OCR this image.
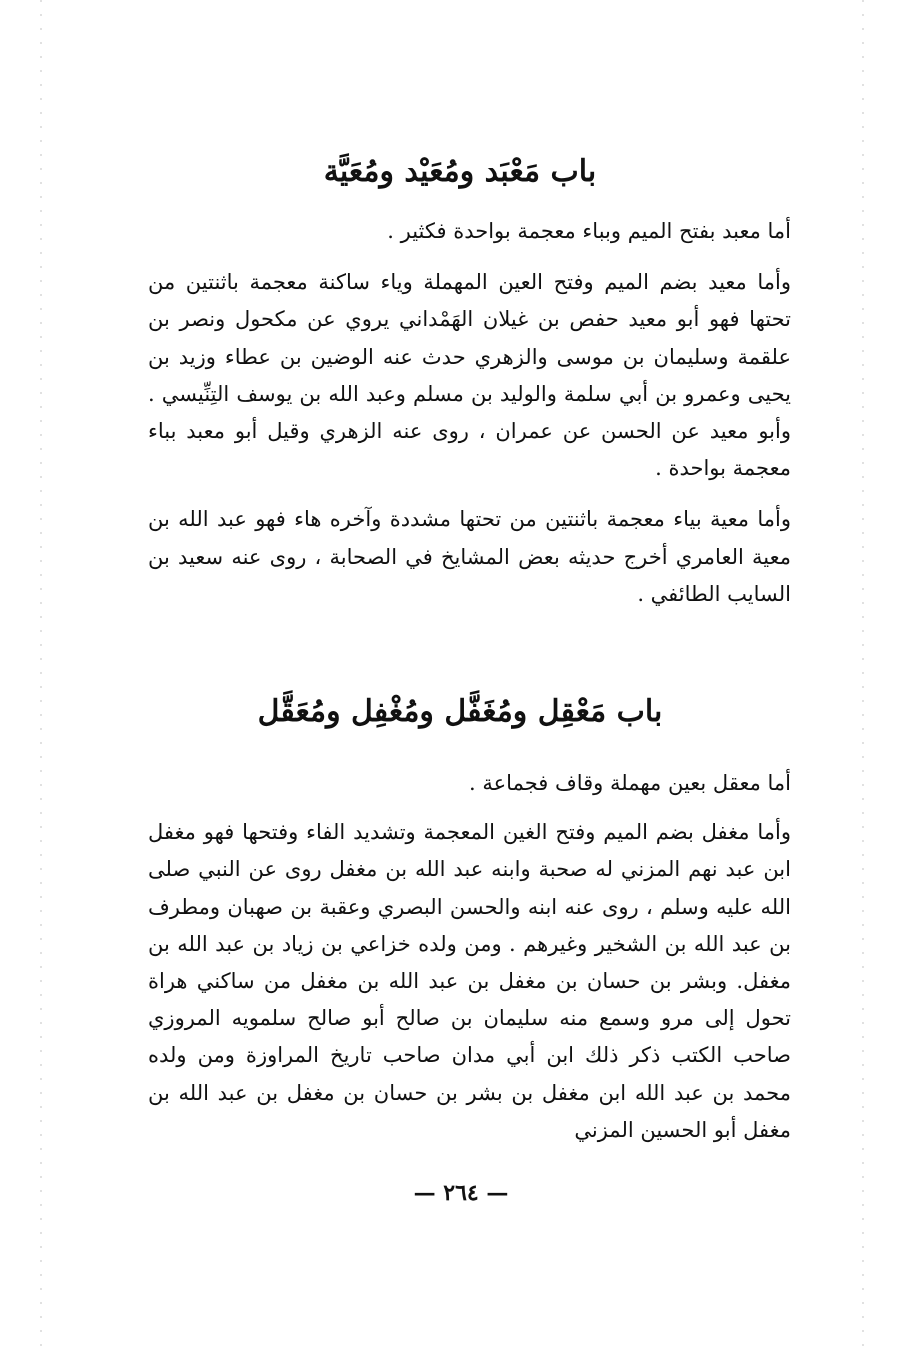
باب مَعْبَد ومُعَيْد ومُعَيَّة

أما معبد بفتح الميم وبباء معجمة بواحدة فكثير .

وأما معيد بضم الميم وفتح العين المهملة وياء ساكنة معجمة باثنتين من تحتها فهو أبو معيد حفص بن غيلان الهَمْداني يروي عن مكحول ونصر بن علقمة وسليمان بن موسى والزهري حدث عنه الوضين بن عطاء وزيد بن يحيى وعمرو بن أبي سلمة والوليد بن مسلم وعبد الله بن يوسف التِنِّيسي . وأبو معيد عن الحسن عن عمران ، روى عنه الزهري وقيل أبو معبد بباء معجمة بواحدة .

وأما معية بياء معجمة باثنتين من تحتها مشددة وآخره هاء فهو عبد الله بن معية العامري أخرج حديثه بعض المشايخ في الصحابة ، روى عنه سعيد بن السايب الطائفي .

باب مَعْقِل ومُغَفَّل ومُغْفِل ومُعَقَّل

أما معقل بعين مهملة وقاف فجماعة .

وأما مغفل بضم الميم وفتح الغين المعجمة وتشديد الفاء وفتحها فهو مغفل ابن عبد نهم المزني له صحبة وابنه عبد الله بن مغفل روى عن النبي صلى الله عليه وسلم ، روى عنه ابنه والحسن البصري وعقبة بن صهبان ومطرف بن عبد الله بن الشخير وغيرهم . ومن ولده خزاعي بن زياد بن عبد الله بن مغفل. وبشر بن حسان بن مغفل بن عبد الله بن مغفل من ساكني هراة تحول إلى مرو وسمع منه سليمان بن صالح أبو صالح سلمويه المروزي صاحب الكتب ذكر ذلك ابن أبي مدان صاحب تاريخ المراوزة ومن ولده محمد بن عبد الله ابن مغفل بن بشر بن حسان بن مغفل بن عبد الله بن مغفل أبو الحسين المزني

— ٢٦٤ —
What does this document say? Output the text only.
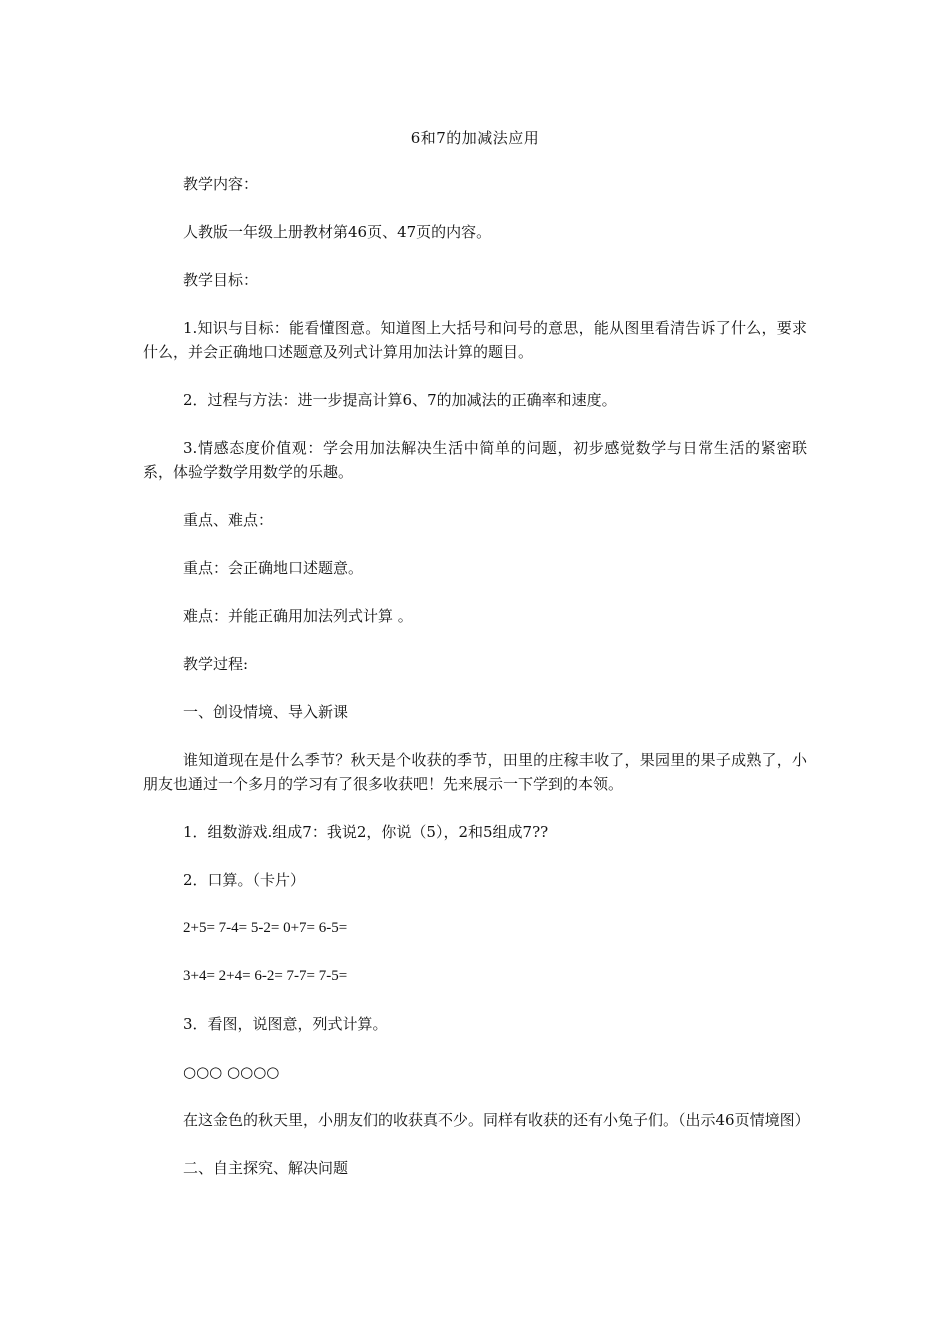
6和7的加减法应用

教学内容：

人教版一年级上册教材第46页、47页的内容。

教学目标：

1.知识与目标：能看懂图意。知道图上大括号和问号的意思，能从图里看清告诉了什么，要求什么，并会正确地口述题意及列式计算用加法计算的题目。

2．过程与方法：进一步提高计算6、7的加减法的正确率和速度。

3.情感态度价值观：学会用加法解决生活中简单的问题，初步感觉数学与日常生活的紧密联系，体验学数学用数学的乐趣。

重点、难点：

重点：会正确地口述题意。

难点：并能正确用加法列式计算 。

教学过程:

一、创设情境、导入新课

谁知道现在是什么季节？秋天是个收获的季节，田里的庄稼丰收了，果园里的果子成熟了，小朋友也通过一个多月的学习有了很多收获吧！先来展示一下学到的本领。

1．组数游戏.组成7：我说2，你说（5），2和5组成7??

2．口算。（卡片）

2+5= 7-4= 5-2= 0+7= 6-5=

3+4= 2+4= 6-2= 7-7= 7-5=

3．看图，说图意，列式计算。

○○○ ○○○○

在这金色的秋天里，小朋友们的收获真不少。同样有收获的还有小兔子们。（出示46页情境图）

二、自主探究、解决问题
◆ ◆ ◆ ◆ ◆
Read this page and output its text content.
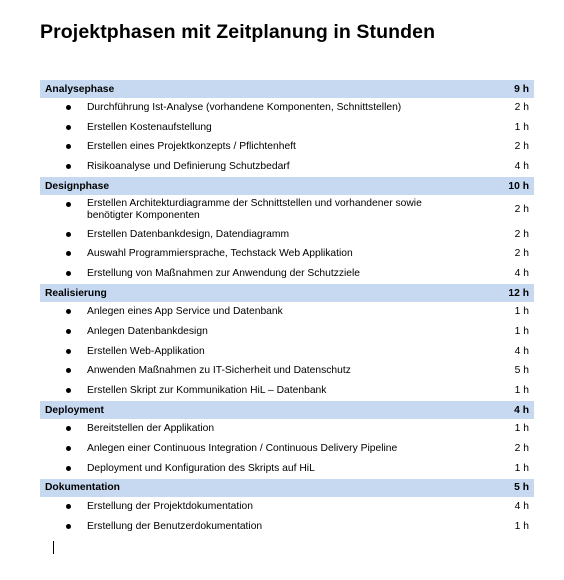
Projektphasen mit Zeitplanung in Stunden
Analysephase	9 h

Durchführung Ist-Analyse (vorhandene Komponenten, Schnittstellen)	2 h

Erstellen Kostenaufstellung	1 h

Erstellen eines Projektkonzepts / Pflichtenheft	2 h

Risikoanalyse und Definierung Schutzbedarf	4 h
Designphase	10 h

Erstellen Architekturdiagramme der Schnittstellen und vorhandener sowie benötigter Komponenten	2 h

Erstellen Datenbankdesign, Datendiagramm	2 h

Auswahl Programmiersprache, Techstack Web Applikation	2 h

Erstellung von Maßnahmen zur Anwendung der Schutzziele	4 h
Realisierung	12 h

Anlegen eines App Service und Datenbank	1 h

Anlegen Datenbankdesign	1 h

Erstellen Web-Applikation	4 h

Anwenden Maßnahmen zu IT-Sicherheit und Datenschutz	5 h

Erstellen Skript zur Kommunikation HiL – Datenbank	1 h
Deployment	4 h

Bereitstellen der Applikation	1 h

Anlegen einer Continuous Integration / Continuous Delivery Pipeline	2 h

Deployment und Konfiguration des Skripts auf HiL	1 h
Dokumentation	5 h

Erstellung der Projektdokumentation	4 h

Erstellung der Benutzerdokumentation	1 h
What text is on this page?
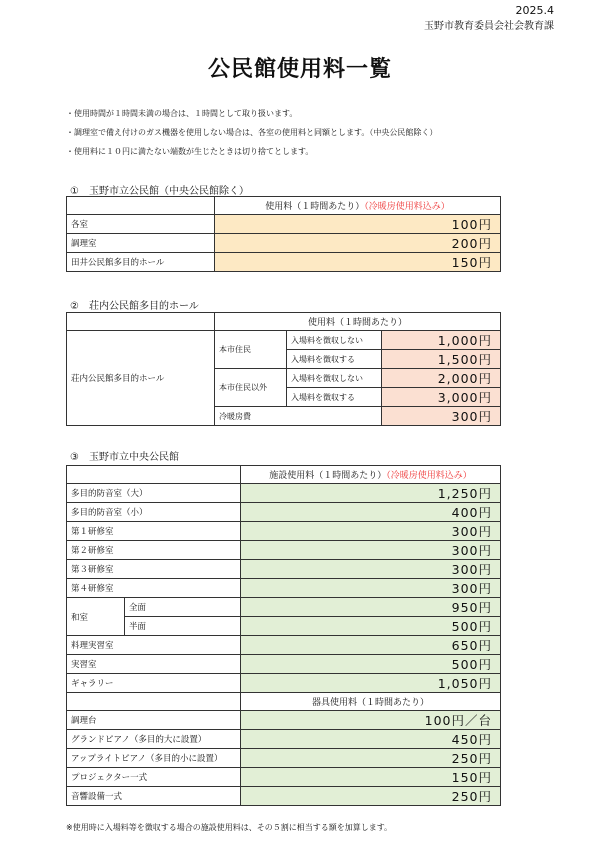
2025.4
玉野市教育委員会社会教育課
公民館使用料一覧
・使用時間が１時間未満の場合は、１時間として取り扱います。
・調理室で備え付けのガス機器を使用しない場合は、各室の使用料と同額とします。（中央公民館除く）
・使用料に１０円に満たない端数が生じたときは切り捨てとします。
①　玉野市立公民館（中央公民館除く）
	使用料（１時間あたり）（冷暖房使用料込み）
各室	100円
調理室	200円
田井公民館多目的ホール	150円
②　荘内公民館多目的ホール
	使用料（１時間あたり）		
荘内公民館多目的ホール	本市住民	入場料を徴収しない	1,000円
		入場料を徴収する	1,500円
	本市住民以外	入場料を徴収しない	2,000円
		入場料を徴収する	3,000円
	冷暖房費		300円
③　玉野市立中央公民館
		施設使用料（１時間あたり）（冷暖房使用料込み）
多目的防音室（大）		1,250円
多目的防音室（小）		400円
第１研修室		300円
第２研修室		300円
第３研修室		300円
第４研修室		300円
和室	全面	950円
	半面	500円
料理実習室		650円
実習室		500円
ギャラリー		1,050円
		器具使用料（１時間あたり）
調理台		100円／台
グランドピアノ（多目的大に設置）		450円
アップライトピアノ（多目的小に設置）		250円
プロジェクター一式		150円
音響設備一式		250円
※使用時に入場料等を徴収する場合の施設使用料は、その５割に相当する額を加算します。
◆ ◆ ◆ ◆ ◆
▸ WHAT THE TASK REQUIRES
Give every line of the material that includes the string "الميم".

▸ TASK RESPONSE
أما معبد بفتح الميم وبباء معجمة بواحدة فكثير .
وأما معيد بضم الميم وفتح العين المهملة وياء ساكنة معجمة باثنتين من تحتها فهو أبو معيد حفص بن غيلان الهَمْداني يروي عن مكحول ونصر بن علقمة وسليمان بن موسى والزهري حدث عنه الوضين بن عطاء وزيد بن يحيى وعمرو بن أبي سلمة والوليد بن مسلم وعبد الله بن يوسف التِنِّيسي . وأبو معيد عن الحسن عن عمران ، روى عنه الزهري وقيل أبو معبد بباء معجمة بواحدة .
وأما مغفل بضم الميم وفتح الغين المعجمة وتشديد الفاء وفتحها فهو مغفل ابن عبد نهم المزني له صحبة وابنه عبد الله بن مغفل روى عن النبي صلى الله عليه وسلم ، روى عنه ابنه والحسن البصري وعقبة بن صهبان ومطرف بن عبد الله بن الشخير وغيرهم . ومن ولده خزاعي بن زياد بن عبد الله بن مغفل. وبشر بن حسان بن مغفل بن عبد الله بن مغفل من ساكني هراة تحول إلى مرو وسمع منه سليمان بن صالح أبو صالح سلمويه المروزي صاحب الكتب ذكر ذلك ابن أبي مدان صاحب تاريخ المراوزة ومن ولده محمد بن عبد الله ابن مغفل بن بشر بن حسان بن مغفل بن عبد الله بن مغفل أبو الحسين المزني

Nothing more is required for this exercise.